═══ Dataset entries
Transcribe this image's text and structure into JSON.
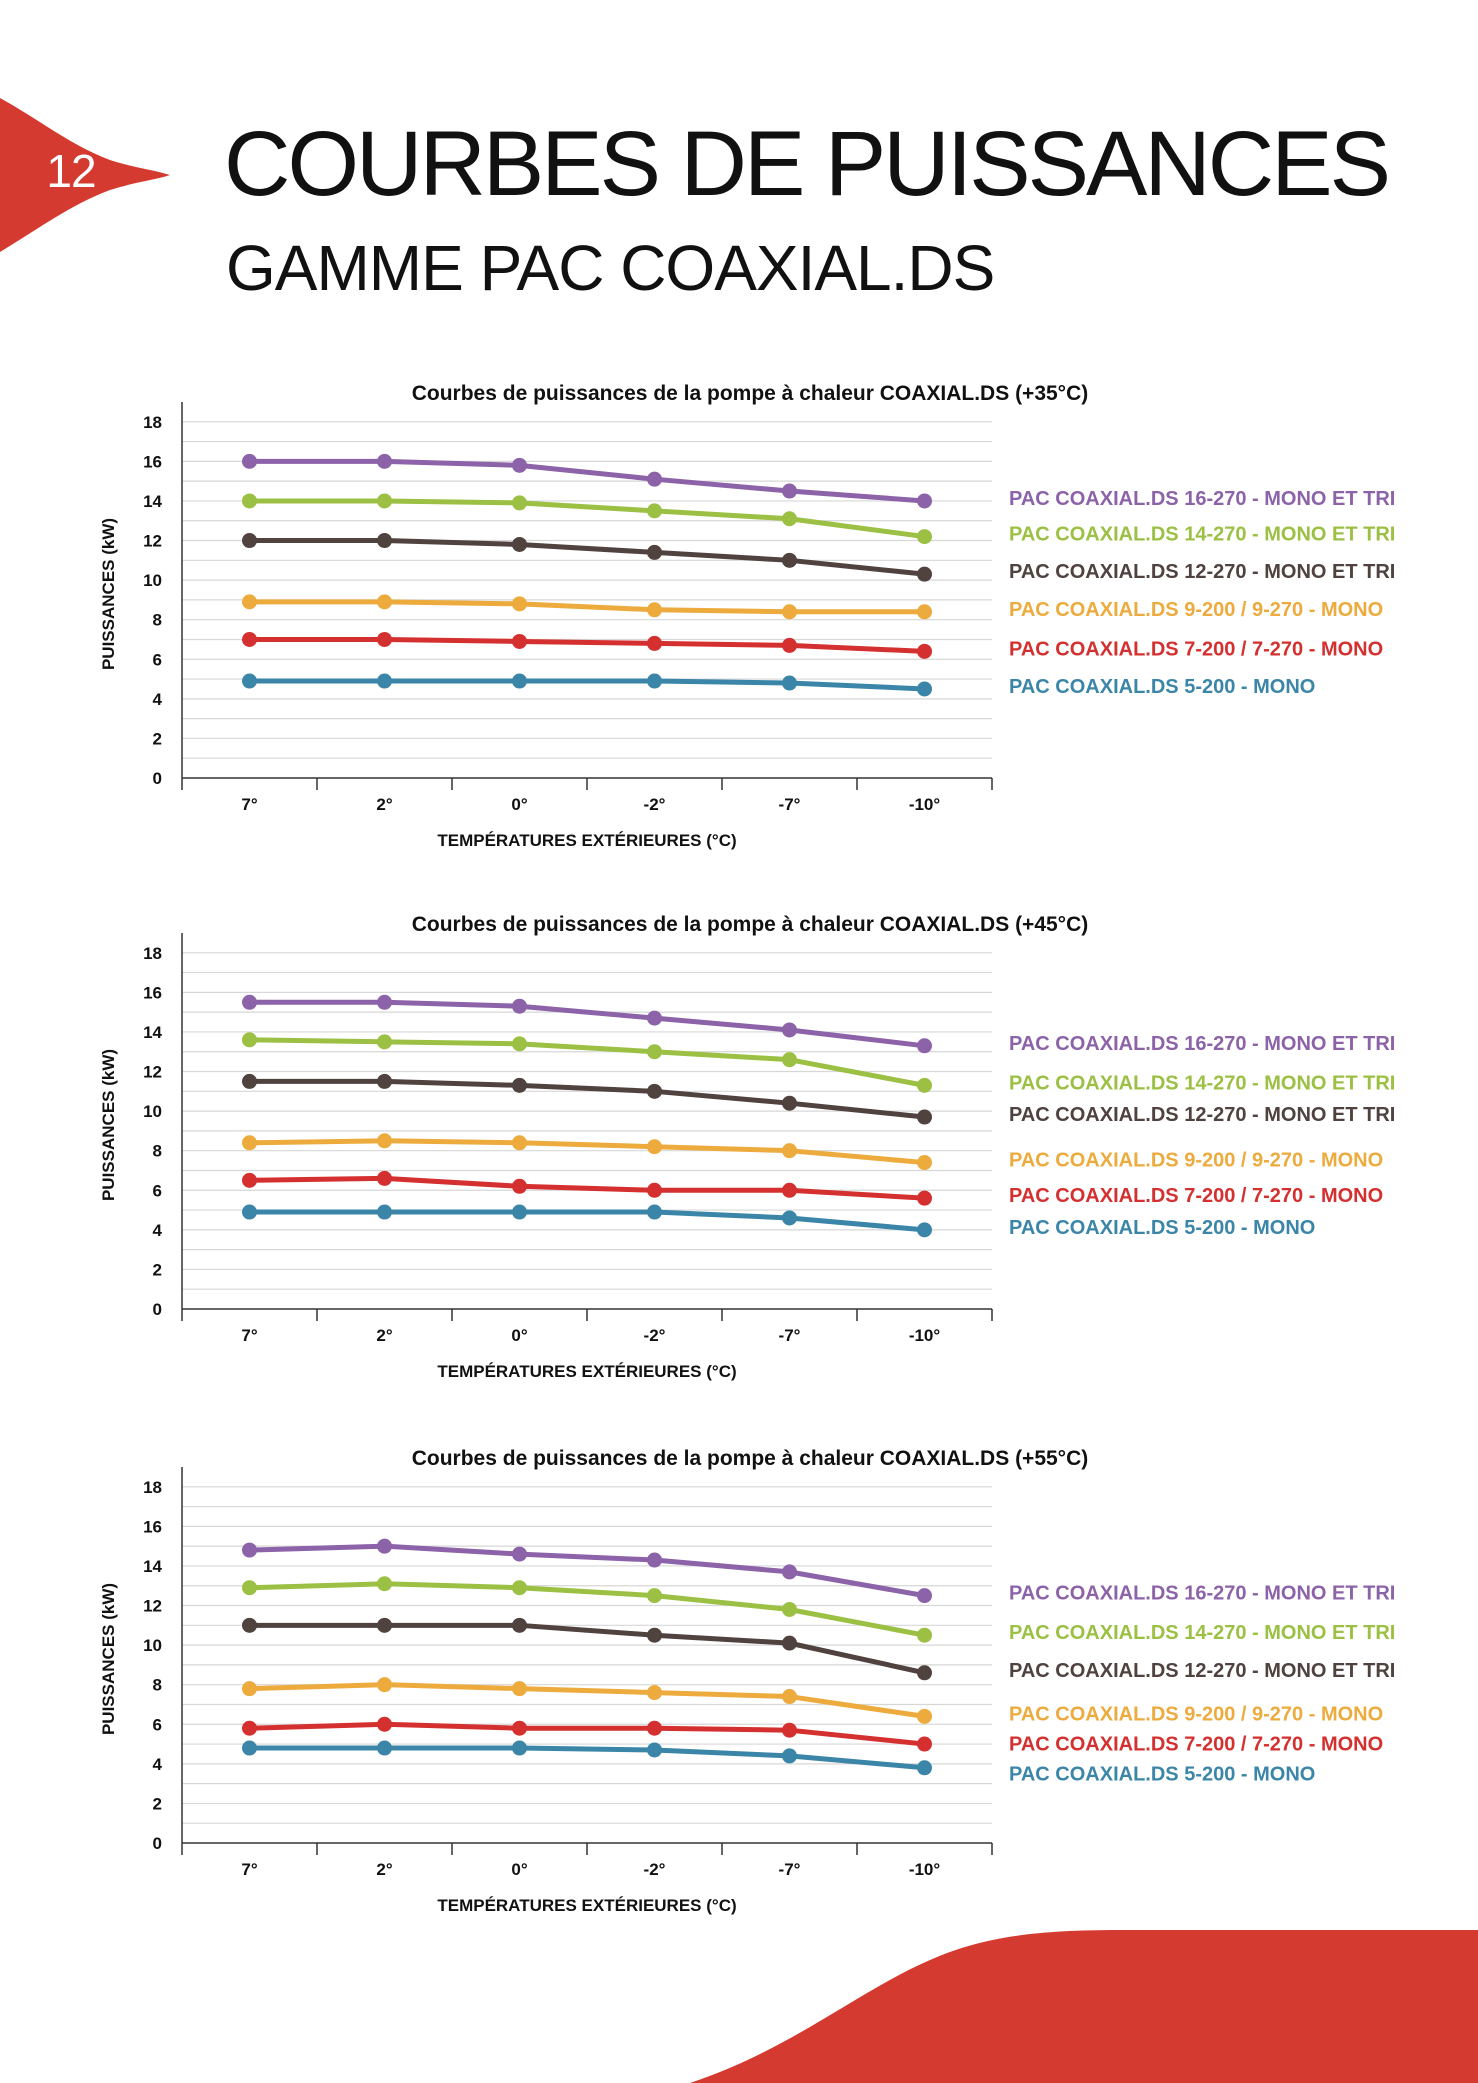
{
  "page_number": "12",
  "title": "COURBES DE PUISSANCES",
  "subtitle": "GAMME PAC COAXIAL.DS",
  "colors": {
    "accent": "#d43a2f",
    "purple": "#8c62a8",
    "green": "#9bc043",
    "brown": "#4f423f",
    "yellow": "#ecab3c",
    "red": "#d4302f",
    "blue": "#3b86a8"
  },
  "chart_data": [
    {
      "type": "line",
      "title": "Courbes de puissances de la pompe à chaleur COAXIAL.DS (+35°C)",
      "xlabel": "TEMPÉRATURES EXTÉRIEURES (°C)",
      "ylabel": "PUISSANCES (kW)",
      "categories": [
        "7°",
        "2°",
        "0°",
        "-2°",
        "-7°",
        "-10°"
      ],
      "yticks": [
        "0",
        "2",
        "4",
        "6",
        "8",
        "10",
        "12",
        "14",
        "16",
        "18"
      ],
      "ylim": [
        0,
        19
      ],
      "grid": true,
      "legend_placement": "right",
      "series": [
        {
          "name": "PAC COAXIAL.DS 16-270 - MONO ET TRI",
          "color": "#8c62a8",
          "values": [
            16.0,
            16.0,
            15.8,
            15.1,
            14.5,
            14.0
          ]
        },
        {
          "name": "PAC COAXIAL.DS 14-270 - MONO ET TRI",
          "color": "#9bc043",
          "values": [
            14.0,
            14.0,
            13.9,
            13.5,
            13.1,
            12.2
          ]
        },
        {
          "name": "PAC COAXIAL.DS 12-270 - MONO ET TRI",
          "color": "#4f423f",
          "values": [
            12.0,
            12.0,
            11.8,
            11.4,
            11.0,
            10.3
          ]
        },
        {
          "name": "PAC COAXIAL.DS 9-200 / 9-270 - MONO",
          "color": "#ecab3c",
          "values": [
            8.9,
            8.9,
            8.8,
            8.5,
            8.4,
            8.4
          ]
        },
        {
          "name": "PAC COAXIAL.DS 7-200 / 7-270 - MONO",
          "color": "#d4302f",
          "values": [
            7.0,
            7.0,
            6.9,
            6.8,
            6.7,
            6.4
          ]
        },
        {
          "name": "PAC COAXIAL.DS 5-200 - MONO",
          "color": "#3b86a8",
          "values": [
            4.9,
            4.9,
            4.9,
            4.9,
            4.8,
            4.5
          ]
        }
      ]
    },
    {
      "type": "line",
      "title": "Courbes de puissances de la pompe à chaleur COAXIAL.DS (+45°C)",
      "xlabel": "TEMPÉRATURES EXTÉRIEURES (°C)",
      "ylabel": "PUISSANCES (kW)",
      "categories": [
        "7°",
        "2°",
        "0°",
        "-2°",
        "-7°",
        "-10°"
      ],
      "yticks": [
        "0",
        "2",
        "4",
        "6",
        "8",
        "10",
        "12",
        "14",
        "16",
        "18"
      ],
      "ylim": [
        0,
        19
      ],
      "grid": true,
      "legend_placement": "right",
      "series": [
        {
          "name": "PAC COAXIAL.DS 16-270 - MONO ET TRI",
          "color": "#8c62a8",
          "values": [
            15.5,
            15.5,
            15.3,
            14.7,
            14.1,
            13.3
          ]
        },
        {
          "name": "PAC COAXIAL.DS 14-270 - MONO ET TRI",
          "color": "#9bc043",
          "values": [
            13.6,
            13.5,
            13.4,
            13.0,
            12.6,
            11.3
          ]
        },
        {
          "name": "PAC COAXIAL.DS 12-270 - MONO ET TRI",
          "color": "#4f423f",
          "values": [
            11.5,
            11.5,
            11.3,
            11.0,
            10.4,
            9.7
          ]
        },
        {
          "name": "PAC COAXIAL.DS 9-200 / 9-270 - MONO",
          "color": "#ecab3c",
          "values": [
            8.4,
            8.5,
            8.4,
            8.2,
            8.0,
            7.4
          ]
        },
        {
          "name": "PAC COAXIAL.DS 7-200 / 7-270 - MONO",
          "color": "#d4302f",
          "values": [
            6.5,
            6.6,
            6.2,
            6.0,
            6.0,
            5.6
          ]
        },
        {
          "name": "PAC COAXIAL.DS 5-200 - MONO",
          "color": "#3b86a8",
          "values": [
            4.9,
            4.9,
            4.9,
            4.9,
            4.6,
            4.0
          ]
        }
      ]
    },
    {
      "type": "line",
      "title": "Courbes de puissances de la pompe à chaleur COAXIAL.DS (+55°C)",
      "xlabel": "TEMPÉRATURES EXTÉRIEURES (°C)",
      "ylabel": "PUISSANCES (kW)",
      "categories": [
        "7°",
        "2°",
        "0°",
        "-2°",
        "-7°",
        "-10°"
      ],
      "yticks": [
        "0",
        "2",
        "4",
        "6",
        "8",
        "10",
        "12",
        "14",
        "16",
        "18"
      ],
      "ylim": [
        0,
        19
      ],
      "grid": true,
      "legend_placement": "right",
      "series": [
        {
          "name": "PAC COAXIAL.DS 16-270 - MONO ET TRI",
          "color": "#8c62a8",
          "values": [
            14.8,
            15.0,
            14.6,
            14.3,
            13.7,
            12.5
          ]
        },
        {
          "name": "PAC COAXIAL.DS 14-270 - MONO ET TRI",
          "color": "#9bc043",
          "values": [
            12.9,
            13.1,
            12.9,
            12.5,
            11.8,
            10.5
          ]
        },
        {
          "name": "PAC COAXIAL.DS 12-270 - MONO ET TRI",
          "color": "#4f423f",
          "values": [
            11.0,
            11.0,
            11.0,
            10.5,
            10.1,
            8.6
          ]
        },
        {
          "name": "PAC COAXIAL.DS 9-200 / 9-270 - MONO",
          "color": "#ecab3c",
          "values": [
            7.8,
            8.0,
            7.8,
            7.6,
            7.4,
            6.4
          ]
        },
        {
          "name": "PAC COAXIAL.DS 7-200 / 7-270 - MONO",
          "color": "#d4302f",
          "values": [
            5.8,
            6.0,
            5.8,
            5.8,
            5.7,
            5.0
          ]
        },
        {
          "name": "PAC COAXIAL.DS 5-200 - MONO",
          "color": "#3b86a8",
          "values": [
            4.8,
            4.8,
            4.8,
            4.7,
            4.4,
            3.8
          ]
        }
      ]
    }
  ]
}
══════
▸ Required task
Drop the images and repeat the data exactly.

▸ Reply
Transcribe this image's text and structure into JSON.
{
  "page_number": "12",
  "title": "COURBES DE PUISSANCES",
  "subtitle": "GAMME PAC COAXIAL.DS",
  "colors": {
    "accent": "#d43a2f",
    "purple": "#8c62a8",
    "green": "#9bc043",
    "brown": "#4f423f",
    "yellow": "#ecab3c",
    "red": "#d4302f",
    "blue": "#3b86a8"
  },
  "chart_data": [
    {
      "type": "line",
      "title": "Courbes de puissances de la pompe à chaleur COAXIAL.DS (+35°C)",
      "xlabel": "TEMPÉRATURES EXTÉRIEURES (°C)",
      "ylabel": "PUISSANCES (kW)",
      "categories": [
        "7°",
        "2°",
        "0°",
        "-2°",
        "-7°",
        "-10°"
      ],
      "yticks": [
        "0",
        "2",
        "4",
        "6",
        "8",
        "10",
        "12",
        "14",
        "16",
        "18"
      ],
      "ylim": [
        0,
        19
      ],
      "grid": true,
      "legend_placement": "right",
      "series": [
        {
          "name": "PAC COAXIAL.DS 16-270 - MONO ET TRI",
          "color": "#8c62a8",
          "values": [
            16.0,
            16.0,
            15.8,
            15.1,
            14.5,
            14.0
          ]
        },
        {
          "name": "PAC COAXIAL.DS 14-270 - MONO ET TRI",
          "color": "#9bc043",
          "values": [
            14.0,
            14.0,
            13.9,
            13.5,
            13.1,
            12.2
          ]
        },
        {
          "name": "PAC COAXIAL.DS 12-270 - MONO ET TRI",
          "color": "#4f423f",
          "values": [
            12.0,
            12.0,
            11.8,
            11.4,
            11.0,
            10.3
          ]
        },
        {
          "name": "PAC COAXIAL.DS 9-200 / 9-270 - MONO",
          "color": "#ecab3c",
          "values": [
            8.9,
            8.9,
            8.8,
            8.5,
            8.4,
            8.4
          ]
        },
        {
          "name": "PAC COAXIAL.DS 7-200 / 7-270 - MONO",
          "color": "#d4302f",
          "values": [
            7.0,
            7.0,
            6.9,
            6.8,
            6.7,
            6.4
          ]
        },
        {
          "name": "PAC COAXIAL.DS 5-200 - MONO",
          "color": "#3b86a8",
          "values": [
            4.9,
            4.9,
            4.9,
            4.9,
            4.8,
            4.5
          ]
        }
      ]
    },
    {
      "type": "line",
      "title": "Courbes de puissances de la pompe à chaleur COAXIAL.DS (+45°C)",
      "xlabel": "TEMPÉRATURES EXTÉRIEURES (°C)",
      "ylabel": "PUISSANCES (kW)",
      "categories": [
        "7°",
        "2°",
        "0°",
        "-2°",
        "-7°",
        "-10°"
      ],
      "yticks": [
        "0",
        "2",
        "4",
        "6",
        "8",
        "10",
        "12",
        "14",
        "16",
        "18"
      ],
      "ylim": [
        0,
        19
      ],
      "grid": true,
      "legend_placement": "right",
      "series": [
        {
          "name": "PAC COAXIAL.DS 16-270 - MONO ET TRI",
          "color": "#8c62a8",
          "values": [
            15.5,
            15.5,
            15.3,
            14.7,
            14.1,
            13.3
          ]
        },
        {
          "name": "PAC COAXIAL.DS 14-270 - MONO ET TRI",
          "color": "#9bc043",
          "values": [
            13.6,
            13.5,
            13.4,
            13.0,
            12.6,
            11.3
          ]
        },
        {
          "name": "PAC COAXIAL.DS 12-270 - MONO ET TRI",
          "color": "#4f423f",
          "values": [
            11.5,
            11.5,
            11.3,
            11.0,
            10.4,
            9.7
          ]
        },
        {
          "name": "PAC COAXIAL.DS 9-200 / 9-270 - MONO",
          "color": "#ecab3c",
          "values": [
            8.4,
            8.5,
            8.4,
            8.2,
            8.0,
            7.4
          ]
        },
        {
          "name": "PAC COAXIAL.DS 7-200 / 7-270 - MONO",
          "color": "#d4302f",
          "values": [
            6.5,
            6.6,
            6.2,
            6.0,
            6.0,
            5.6
          ]
        },
        {
          "name": "PAC COAXIAL.DS 5-200 - MONO",
          "color": "#3b86a8",
          "values": [
            4.9,
            4.9,
            4.9,
            4.9,
            4.6,
            4.0
          ]
        }
      ]
    },
    {
      "type": "line",
      "title": "Courbes de puissances de la pompe à chaleur COAXIAL.DS (+55°C)",
      "xlabel": "TEMPÉRATURES EXTÉRIEURES (°C)",
      "ylabel": "PUISSANCES (kW)",
      "categories": [
        "7°",
        "2°",
        "0°",
        "-2°",
        "-7°",
        "-10°"
      ],
      "yticks": [
        "0",
        "2",
        "4",
        "6",
        "8",
        "10",
        "12",
        "14",
        "16",
        "18"
      ],
      "ylim": [
        0,
        19
      ],
      "grid": true,
      "legend_placement": "right",
      "series": [
        {
          "name": "PAC COAXIAL.DS 16-270 - MONO ET TRI",
          "color": "#8c62a8",
          "values": [
            14.8,
            15.0,
            14.6,
            14.3,
            13.7,
            12.5
          ]
        },
        {
          "name": "PAC COAXIAL.DS 14-270 - MONO ET TRI",
          "color": "#9bc043",
          "values": [
            12.9,
            13.1,
            12.9,
            12.5,
            11.8,
            10.5
          ]
        },
        {
          "name": "PAC COAXIAL.DS 12-270 - MONO ET TRI",
          "color": "#4f423f",
          "values": [
            11.0,
            11.0,
            11.0,
            10.5,
            10.1,
            8.6
          ]
        },
        {
          "name": "PAC COAXIAL.DS 9-200 / 9-270 - MONO",
          "color": "#ecab3c",
          "values": [
            7.8,
            8.0,
            7.8,
            7.6,
            7.4,
            6.4
          ]
        },
        {
          "name": "PAC COAXIAL.DS 7-200 / 7-270 - MONO",
          "color": "#d4302f",
          "values": [
            5.8,
            6.0,
            5.8,
            5.8,
            5.7,
            5.0
          ]
        },
        {
          "name": "PAC COAXIAL.DS 5-200 - MONO",
          "color": "#3b86a8",
          "values": [
            4.8,
            4.8,
            4.8,
            4.7,
            4.4,
            3.8
          ]
        }
      ]
    }
  ]
}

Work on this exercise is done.